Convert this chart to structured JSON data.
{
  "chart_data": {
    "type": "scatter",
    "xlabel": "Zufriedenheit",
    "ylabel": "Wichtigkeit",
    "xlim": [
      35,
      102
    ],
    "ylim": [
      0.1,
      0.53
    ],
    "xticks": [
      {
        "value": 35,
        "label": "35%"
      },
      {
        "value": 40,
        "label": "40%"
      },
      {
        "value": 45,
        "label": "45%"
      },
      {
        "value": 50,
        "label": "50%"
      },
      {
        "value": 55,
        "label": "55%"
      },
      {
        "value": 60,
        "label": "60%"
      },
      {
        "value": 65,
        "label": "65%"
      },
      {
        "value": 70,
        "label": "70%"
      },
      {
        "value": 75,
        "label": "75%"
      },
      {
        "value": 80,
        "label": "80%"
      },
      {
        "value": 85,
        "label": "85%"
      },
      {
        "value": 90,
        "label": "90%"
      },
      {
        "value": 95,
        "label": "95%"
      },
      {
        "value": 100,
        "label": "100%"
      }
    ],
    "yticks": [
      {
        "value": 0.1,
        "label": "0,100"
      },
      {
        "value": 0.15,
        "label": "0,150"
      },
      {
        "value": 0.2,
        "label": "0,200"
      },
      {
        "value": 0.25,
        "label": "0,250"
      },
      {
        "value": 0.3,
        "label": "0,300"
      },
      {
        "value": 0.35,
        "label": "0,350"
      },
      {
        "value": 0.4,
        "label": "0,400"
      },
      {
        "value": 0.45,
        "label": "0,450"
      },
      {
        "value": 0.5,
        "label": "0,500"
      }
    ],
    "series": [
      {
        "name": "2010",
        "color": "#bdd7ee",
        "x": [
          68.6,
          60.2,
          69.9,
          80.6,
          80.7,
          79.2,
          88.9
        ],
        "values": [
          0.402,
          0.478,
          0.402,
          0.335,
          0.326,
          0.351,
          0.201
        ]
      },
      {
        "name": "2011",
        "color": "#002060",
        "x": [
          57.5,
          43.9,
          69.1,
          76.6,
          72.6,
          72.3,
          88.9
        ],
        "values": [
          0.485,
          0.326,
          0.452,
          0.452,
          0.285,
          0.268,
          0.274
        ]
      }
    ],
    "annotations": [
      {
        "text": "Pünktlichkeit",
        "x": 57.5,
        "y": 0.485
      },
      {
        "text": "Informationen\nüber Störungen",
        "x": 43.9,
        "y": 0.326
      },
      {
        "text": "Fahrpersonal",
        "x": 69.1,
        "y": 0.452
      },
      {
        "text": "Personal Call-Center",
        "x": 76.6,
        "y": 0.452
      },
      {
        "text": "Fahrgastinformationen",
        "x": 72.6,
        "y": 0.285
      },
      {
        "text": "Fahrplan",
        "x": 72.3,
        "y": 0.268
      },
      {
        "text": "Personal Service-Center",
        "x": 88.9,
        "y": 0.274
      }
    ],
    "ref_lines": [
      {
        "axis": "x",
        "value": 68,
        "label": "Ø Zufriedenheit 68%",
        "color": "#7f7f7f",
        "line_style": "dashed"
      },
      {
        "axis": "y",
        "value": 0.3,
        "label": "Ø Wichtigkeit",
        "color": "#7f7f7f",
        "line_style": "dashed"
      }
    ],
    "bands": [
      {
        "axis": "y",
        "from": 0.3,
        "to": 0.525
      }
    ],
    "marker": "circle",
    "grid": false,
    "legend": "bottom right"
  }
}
########
How many lines in these records hold the string "Wichtigkeit"? Reply with the number alone.

■ **Answer to the task**: 2